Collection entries
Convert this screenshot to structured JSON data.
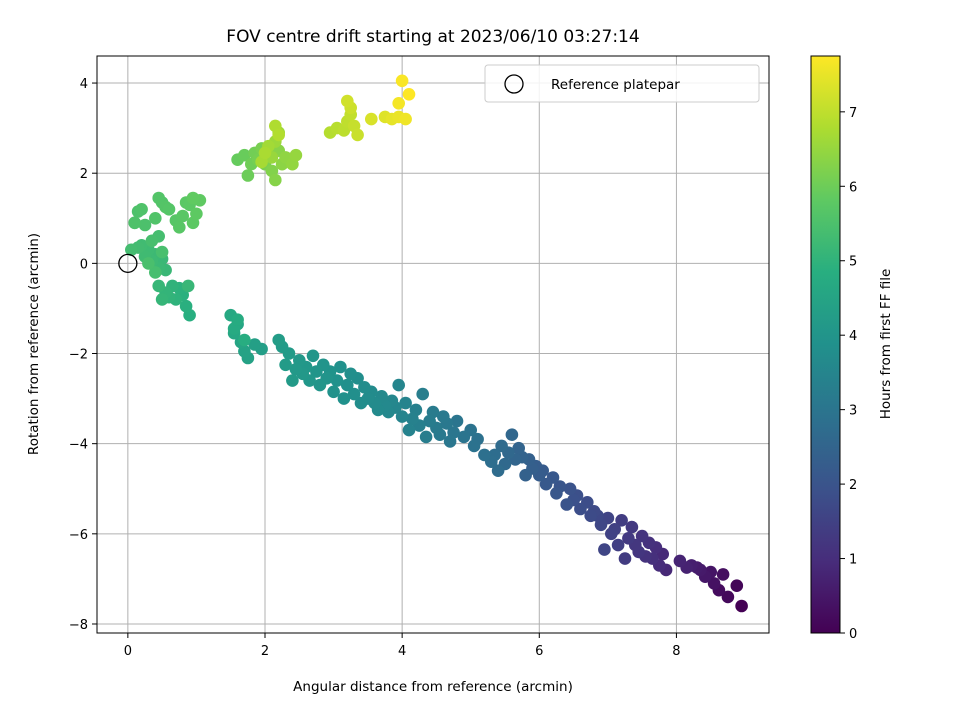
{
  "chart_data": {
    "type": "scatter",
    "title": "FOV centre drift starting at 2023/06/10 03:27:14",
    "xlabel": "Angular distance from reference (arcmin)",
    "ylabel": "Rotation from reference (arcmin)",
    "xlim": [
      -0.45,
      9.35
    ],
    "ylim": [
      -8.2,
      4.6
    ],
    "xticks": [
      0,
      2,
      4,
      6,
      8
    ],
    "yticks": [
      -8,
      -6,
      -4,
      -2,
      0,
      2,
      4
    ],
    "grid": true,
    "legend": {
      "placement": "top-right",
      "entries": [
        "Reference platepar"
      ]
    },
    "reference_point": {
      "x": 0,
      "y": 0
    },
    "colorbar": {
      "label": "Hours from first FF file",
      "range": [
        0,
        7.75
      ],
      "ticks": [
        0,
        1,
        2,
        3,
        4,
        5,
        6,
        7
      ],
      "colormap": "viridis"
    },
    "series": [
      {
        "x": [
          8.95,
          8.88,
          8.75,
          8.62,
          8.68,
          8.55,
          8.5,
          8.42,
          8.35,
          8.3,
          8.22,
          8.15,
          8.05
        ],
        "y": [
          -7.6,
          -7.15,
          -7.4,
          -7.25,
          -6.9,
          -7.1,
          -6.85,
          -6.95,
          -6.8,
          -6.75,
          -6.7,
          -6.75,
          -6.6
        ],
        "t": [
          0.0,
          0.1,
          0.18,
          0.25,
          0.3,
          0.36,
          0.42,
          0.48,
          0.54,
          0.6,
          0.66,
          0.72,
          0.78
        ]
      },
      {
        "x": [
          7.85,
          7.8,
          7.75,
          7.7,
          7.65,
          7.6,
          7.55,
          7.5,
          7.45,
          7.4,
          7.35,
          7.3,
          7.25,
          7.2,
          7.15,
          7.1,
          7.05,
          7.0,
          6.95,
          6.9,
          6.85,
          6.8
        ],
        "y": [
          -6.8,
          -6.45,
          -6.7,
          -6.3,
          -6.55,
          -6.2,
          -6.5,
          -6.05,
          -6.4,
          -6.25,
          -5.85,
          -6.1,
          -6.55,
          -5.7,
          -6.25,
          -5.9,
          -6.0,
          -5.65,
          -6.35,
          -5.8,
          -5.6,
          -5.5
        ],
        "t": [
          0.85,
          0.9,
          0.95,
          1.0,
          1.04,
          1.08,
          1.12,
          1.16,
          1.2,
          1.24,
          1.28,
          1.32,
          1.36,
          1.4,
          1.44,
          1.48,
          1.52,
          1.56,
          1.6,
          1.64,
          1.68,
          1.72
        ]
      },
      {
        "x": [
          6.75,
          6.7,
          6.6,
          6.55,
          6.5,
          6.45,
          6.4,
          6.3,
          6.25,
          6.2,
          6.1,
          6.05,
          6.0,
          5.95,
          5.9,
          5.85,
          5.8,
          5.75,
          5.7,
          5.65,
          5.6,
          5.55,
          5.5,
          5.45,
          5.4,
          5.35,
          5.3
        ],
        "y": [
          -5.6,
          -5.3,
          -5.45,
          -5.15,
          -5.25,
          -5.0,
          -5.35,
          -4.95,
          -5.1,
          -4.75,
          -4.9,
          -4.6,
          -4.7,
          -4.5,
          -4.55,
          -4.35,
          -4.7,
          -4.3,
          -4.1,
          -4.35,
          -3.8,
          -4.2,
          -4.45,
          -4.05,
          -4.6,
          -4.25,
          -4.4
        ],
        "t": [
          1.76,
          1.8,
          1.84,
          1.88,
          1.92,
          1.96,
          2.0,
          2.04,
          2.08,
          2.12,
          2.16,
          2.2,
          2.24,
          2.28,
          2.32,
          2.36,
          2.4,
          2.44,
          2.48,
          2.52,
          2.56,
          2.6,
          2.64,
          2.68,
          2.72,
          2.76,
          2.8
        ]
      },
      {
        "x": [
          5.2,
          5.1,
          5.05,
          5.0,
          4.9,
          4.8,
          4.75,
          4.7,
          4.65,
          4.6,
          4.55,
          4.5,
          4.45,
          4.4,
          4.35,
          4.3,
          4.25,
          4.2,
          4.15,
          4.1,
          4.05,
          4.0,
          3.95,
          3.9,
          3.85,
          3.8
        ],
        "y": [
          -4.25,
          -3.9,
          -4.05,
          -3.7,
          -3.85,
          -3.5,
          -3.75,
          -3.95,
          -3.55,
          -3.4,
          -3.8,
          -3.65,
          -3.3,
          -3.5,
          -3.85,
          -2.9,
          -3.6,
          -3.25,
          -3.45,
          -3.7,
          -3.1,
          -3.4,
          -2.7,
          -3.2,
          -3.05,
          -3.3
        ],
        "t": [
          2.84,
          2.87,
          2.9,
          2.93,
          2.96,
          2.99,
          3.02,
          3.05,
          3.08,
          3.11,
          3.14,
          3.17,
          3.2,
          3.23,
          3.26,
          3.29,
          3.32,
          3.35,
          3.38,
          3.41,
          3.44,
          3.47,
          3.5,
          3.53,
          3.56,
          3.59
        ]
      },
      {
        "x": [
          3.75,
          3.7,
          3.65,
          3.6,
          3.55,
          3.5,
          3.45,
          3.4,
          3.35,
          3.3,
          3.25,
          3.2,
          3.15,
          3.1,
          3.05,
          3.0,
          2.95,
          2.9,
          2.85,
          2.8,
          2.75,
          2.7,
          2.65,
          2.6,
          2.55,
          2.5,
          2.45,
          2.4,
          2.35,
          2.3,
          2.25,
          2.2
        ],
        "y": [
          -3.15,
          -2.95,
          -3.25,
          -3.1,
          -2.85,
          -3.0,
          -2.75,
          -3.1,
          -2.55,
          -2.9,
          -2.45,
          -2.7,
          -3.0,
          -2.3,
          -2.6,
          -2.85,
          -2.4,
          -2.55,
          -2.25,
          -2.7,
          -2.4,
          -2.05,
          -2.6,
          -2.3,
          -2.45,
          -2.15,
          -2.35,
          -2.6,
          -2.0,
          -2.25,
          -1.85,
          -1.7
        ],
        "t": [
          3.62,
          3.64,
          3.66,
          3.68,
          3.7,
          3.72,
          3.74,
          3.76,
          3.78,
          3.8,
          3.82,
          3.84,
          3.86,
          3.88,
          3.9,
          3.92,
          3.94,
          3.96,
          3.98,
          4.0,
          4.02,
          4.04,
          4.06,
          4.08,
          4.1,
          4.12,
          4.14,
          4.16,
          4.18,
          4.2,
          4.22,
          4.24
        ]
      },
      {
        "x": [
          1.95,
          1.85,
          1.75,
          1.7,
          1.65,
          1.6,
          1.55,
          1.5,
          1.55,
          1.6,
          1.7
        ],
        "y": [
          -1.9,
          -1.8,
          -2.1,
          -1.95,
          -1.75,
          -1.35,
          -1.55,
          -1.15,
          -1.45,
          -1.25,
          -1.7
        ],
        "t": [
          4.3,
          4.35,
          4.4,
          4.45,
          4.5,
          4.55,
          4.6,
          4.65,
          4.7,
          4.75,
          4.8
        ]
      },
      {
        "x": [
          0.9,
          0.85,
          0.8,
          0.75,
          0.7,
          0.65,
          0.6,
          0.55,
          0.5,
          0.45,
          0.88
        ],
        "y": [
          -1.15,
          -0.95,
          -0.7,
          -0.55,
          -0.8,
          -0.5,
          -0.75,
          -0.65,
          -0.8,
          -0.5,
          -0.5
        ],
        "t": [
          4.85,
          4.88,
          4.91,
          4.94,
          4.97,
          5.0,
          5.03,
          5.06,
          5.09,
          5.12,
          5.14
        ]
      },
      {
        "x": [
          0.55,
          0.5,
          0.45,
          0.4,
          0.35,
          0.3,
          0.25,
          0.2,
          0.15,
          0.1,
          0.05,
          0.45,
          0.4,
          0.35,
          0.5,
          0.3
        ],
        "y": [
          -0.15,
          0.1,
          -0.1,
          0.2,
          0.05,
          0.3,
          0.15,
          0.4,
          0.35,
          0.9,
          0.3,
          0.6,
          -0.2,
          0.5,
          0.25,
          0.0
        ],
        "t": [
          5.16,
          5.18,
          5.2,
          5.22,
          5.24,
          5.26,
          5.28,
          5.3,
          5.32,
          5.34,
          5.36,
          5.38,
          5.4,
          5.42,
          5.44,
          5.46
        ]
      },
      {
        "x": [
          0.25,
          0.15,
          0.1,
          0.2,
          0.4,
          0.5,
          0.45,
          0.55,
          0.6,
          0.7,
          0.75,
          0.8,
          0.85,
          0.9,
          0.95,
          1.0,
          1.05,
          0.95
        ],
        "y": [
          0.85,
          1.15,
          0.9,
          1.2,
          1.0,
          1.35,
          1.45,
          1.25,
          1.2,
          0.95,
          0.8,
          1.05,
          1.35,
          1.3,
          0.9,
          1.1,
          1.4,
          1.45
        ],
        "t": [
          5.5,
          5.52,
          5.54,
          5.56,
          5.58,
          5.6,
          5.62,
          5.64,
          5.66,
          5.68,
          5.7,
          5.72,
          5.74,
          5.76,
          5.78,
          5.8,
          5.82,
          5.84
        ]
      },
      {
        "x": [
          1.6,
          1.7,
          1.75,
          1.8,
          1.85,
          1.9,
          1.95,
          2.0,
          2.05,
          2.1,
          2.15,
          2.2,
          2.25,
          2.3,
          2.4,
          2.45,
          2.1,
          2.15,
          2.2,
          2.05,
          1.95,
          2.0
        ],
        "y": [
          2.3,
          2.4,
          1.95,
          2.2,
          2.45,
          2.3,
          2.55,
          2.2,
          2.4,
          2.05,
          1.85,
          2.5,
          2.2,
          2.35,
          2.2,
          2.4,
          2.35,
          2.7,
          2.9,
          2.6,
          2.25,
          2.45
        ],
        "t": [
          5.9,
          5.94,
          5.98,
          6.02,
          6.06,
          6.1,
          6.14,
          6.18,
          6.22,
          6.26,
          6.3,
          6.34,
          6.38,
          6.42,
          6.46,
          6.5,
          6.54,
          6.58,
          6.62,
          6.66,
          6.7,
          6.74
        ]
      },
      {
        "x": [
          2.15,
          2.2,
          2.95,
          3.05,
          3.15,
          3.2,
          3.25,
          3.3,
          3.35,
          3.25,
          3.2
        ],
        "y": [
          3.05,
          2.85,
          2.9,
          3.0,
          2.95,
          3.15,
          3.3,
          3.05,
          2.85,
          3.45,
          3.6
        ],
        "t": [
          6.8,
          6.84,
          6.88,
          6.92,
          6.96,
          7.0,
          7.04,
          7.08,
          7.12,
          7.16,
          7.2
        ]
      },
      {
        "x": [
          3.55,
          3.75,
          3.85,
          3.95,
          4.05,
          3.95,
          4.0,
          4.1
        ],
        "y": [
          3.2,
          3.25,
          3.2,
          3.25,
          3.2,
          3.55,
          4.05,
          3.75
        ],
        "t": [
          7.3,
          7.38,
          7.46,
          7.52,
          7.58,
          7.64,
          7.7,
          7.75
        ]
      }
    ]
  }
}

To do :: Note every line above where the string "from" shows up, and copy those lines.

Written reply ::
    "xlabel": "Angular distance from reference (arcmin)",
    "ylabel": "Rotation from reference (arcmin)",
      "label": "Hours from first FF file",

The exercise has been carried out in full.